> **SELECTION**
Clearly, the third-quarter results gave a fresh breath of life to the stock, which in the recent past had struggled to win investors’ confidence on account of dismal performance in the preceding two quarters. However, analysts believe that the euphoria surrounding the stock may be short lived as Foot Locker continues to register year-over-year decline in both the top and bottom lines.
Nevertheless, given the tough retail scenario Foot Locker is effectively managing inventory, investing in digital platforms, improving supply chain efficiencies along with reorganizing corporate and division staff. The company also entered into a partnership with Nike for a pop-up store called Sneakeasy NYC.
Let’s Delve Deep
The New York-based retailer delivered adjusted earnings of 87 cents a share that beat the Zacks Consensus Estimate of 80 cents by 8.8%, after witnessing negative earnings surprises of 31.1% and 1.5% in the third and second quarter, respectively. However, earnings per share plunged 23% year over year, following a decline of 34% in the second quarter.
Foot Locker generated total sales of $1,870 million that came ahead of the Zacks Consensus Estimate of $1,843 million, after missing the same in the preceding four quarters. However, the top line decreased 0.8% year over year, after sliding 4.4% in the second quarter. Excluding the impact of foreign currency fluctuations, total sales dropped 2.3%. Third-quarter comparable-store sales fell 3.7%, following a decline of 6% in the preceding quarter.
Direct-to-customer comparable sales increased 6.1%, while at stores the same declined 5.1%. Eastbay witnessed a high single-digit increase in the top line. The company’s store banner dot-com businesses both in the United States and Europe increased in mid-single-digit, while digital sales in Canada rose at a double-digit rate.
Gross margin contracted 290 basis points to 31% of sales primarily due to fall in merchandise margin on account of higher markdowns to pull traffic and clear slow-moving inventory. SG&A expense rate increased 30 basis points to 19.7% during the quarter.

Annotated listings of elements:
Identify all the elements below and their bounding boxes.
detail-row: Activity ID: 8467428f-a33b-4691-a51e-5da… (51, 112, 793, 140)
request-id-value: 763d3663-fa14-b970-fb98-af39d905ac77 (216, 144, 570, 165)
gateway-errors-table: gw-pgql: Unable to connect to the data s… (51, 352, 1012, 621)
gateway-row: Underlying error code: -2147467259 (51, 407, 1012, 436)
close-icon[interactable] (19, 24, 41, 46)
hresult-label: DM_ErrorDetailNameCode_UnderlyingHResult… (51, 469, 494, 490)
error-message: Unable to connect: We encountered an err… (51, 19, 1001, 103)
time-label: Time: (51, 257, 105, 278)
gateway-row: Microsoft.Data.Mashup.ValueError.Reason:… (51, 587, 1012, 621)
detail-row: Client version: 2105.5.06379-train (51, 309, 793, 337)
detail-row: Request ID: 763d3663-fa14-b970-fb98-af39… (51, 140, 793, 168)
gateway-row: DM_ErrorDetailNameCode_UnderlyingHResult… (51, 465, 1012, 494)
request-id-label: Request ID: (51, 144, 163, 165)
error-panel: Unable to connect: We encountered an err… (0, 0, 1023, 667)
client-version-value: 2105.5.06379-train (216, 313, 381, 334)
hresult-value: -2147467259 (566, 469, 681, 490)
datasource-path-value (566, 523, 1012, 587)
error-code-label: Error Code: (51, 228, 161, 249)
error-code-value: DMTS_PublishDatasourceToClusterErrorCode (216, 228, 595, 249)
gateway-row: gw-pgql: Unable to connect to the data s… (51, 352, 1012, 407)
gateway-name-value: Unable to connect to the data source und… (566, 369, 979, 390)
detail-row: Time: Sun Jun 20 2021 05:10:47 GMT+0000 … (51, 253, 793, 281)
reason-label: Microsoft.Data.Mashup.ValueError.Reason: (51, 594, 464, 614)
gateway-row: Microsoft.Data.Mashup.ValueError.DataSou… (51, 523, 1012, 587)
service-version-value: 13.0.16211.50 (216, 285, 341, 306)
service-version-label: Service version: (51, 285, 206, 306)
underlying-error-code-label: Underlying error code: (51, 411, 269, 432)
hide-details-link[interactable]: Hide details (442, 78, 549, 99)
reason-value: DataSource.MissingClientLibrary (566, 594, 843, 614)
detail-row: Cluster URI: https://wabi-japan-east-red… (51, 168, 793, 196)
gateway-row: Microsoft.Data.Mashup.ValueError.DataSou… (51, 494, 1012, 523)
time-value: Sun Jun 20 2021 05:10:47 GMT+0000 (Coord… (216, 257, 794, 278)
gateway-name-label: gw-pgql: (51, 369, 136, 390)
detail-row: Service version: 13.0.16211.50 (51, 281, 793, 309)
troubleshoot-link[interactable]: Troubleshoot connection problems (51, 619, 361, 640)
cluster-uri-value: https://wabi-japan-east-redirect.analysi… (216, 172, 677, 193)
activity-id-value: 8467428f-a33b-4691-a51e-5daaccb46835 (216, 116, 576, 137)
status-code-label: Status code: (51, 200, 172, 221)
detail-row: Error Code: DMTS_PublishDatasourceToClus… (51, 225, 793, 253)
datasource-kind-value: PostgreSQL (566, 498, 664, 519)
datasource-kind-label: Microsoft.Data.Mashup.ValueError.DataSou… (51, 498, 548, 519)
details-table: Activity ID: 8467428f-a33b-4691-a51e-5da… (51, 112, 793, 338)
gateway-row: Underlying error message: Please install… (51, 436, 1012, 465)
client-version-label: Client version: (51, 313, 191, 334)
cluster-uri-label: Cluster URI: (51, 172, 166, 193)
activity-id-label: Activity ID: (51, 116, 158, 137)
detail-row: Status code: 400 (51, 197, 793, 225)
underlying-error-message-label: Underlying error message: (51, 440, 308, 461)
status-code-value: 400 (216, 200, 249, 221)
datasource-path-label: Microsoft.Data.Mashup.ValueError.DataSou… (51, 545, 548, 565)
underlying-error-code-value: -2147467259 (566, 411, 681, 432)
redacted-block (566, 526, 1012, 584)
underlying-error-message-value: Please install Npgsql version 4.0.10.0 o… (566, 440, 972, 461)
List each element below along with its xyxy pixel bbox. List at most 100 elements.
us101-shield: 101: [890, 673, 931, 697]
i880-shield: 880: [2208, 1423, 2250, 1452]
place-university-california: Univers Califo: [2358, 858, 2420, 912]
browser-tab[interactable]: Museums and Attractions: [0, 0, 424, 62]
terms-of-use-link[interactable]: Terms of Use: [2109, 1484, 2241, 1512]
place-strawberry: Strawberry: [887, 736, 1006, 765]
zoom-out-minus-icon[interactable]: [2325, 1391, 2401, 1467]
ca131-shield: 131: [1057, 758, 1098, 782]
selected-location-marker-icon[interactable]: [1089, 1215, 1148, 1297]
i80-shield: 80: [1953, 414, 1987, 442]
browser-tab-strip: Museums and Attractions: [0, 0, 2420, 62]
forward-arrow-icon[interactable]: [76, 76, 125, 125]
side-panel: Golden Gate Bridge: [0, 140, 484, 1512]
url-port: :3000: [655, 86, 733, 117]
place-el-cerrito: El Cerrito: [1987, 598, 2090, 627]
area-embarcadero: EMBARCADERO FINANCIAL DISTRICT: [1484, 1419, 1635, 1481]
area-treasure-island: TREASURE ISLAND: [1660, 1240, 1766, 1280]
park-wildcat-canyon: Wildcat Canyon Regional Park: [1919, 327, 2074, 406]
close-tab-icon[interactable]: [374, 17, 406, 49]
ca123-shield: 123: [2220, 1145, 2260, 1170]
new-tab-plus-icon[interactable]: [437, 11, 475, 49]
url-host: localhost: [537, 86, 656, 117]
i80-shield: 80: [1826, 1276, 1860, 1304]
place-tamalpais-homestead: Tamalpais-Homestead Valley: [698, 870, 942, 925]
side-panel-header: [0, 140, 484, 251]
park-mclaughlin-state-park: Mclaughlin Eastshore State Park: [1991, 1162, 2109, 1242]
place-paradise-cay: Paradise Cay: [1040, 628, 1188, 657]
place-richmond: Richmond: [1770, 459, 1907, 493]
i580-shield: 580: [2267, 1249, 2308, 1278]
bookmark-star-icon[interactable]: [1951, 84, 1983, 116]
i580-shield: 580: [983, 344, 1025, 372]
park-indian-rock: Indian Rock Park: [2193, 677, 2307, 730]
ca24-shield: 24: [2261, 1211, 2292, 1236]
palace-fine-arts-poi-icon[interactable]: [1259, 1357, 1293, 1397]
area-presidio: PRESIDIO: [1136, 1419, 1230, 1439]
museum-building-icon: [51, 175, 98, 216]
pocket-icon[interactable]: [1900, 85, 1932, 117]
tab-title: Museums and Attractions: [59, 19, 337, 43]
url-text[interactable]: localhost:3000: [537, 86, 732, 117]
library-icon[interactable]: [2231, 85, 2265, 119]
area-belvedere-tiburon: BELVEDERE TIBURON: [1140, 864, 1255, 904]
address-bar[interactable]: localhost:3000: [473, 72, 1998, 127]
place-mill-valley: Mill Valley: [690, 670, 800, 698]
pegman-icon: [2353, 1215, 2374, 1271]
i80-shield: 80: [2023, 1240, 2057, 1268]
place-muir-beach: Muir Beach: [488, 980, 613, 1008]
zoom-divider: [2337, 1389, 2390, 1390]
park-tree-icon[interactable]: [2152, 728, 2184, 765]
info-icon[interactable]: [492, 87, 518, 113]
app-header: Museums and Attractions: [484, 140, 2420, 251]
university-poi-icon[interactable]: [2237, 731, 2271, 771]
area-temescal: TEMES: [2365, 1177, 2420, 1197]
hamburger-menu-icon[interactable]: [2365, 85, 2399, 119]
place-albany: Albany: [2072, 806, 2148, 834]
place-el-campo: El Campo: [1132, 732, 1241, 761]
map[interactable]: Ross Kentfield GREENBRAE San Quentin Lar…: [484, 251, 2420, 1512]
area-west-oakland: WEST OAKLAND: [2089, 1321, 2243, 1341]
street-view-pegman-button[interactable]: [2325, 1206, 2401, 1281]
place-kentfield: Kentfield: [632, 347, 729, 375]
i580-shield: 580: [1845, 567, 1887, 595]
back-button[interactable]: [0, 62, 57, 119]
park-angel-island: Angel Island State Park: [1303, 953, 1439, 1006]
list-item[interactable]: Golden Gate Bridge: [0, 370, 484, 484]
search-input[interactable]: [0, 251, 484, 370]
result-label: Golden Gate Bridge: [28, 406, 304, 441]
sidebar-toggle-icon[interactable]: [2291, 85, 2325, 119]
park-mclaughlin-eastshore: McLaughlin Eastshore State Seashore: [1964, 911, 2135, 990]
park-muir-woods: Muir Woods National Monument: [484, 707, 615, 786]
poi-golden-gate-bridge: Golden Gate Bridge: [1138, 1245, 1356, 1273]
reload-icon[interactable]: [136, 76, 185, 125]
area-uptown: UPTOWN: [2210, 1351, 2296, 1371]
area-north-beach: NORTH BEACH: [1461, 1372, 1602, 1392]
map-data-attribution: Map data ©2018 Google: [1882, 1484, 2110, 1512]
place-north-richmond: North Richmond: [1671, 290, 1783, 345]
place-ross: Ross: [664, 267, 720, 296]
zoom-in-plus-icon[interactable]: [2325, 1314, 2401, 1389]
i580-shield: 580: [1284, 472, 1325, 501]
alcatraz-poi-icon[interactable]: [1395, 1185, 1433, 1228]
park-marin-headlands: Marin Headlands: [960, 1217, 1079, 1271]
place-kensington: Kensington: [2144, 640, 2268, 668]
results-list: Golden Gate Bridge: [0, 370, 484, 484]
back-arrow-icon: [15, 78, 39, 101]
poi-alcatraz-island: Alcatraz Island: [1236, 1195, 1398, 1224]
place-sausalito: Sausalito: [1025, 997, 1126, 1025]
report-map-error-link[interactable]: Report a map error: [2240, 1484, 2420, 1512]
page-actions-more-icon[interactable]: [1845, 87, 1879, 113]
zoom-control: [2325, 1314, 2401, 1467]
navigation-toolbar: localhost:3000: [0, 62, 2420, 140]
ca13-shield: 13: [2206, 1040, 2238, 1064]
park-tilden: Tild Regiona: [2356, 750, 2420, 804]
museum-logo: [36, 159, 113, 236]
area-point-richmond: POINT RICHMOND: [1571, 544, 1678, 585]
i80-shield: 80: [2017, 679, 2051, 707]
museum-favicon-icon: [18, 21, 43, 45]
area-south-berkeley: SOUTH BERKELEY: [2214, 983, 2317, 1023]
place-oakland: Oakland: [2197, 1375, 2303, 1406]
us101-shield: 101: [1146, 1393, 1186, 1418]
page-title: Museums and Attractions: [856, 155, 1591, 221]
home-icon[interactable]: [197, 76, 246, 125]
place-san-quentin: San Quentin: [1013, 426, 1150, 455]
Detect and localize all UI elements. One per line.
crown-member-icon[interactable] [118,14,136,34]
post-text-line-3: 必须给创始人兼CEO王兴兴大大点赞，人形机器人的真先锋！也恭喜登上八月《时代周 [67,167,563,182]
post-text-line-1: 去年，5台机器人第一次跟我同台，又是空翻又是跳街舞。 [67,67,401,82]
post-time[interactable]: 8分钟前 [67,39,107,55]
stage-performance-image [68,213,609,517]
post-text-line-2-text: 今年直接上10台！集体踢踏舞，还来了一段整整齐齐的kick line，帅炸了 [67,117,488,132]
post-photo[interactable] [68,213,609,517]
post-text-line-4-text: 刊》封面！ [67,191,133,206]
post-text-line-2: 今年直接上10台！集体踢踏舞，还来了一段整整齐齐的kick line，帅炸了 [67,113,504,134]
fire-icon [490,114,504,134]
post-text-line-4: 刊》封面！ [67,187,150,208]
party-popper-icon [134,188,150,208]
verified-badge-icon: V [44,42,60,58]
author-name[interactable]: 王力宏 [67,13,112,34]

> **WRITTEN PROBLEM**
From the report on Foot Locker's third-quarter results, copy the part that opens with the words containing "Let’s Delve Deep" and closes with "34% in the second quarter.".

> **CORRECT RESULT**
Let’s Delve Deep
The New York-based retailer delivered adjusted earnings of 87 cents a share that beat the Zacks Consensus Estimate of 80 cents by 8.8%, after witnessing negative earnings surprises of 31.1% and 1.5% in the third and second quarter, respectively. However, earnings per share plunged 23% year over year, following a decline of 34% in the second quarter.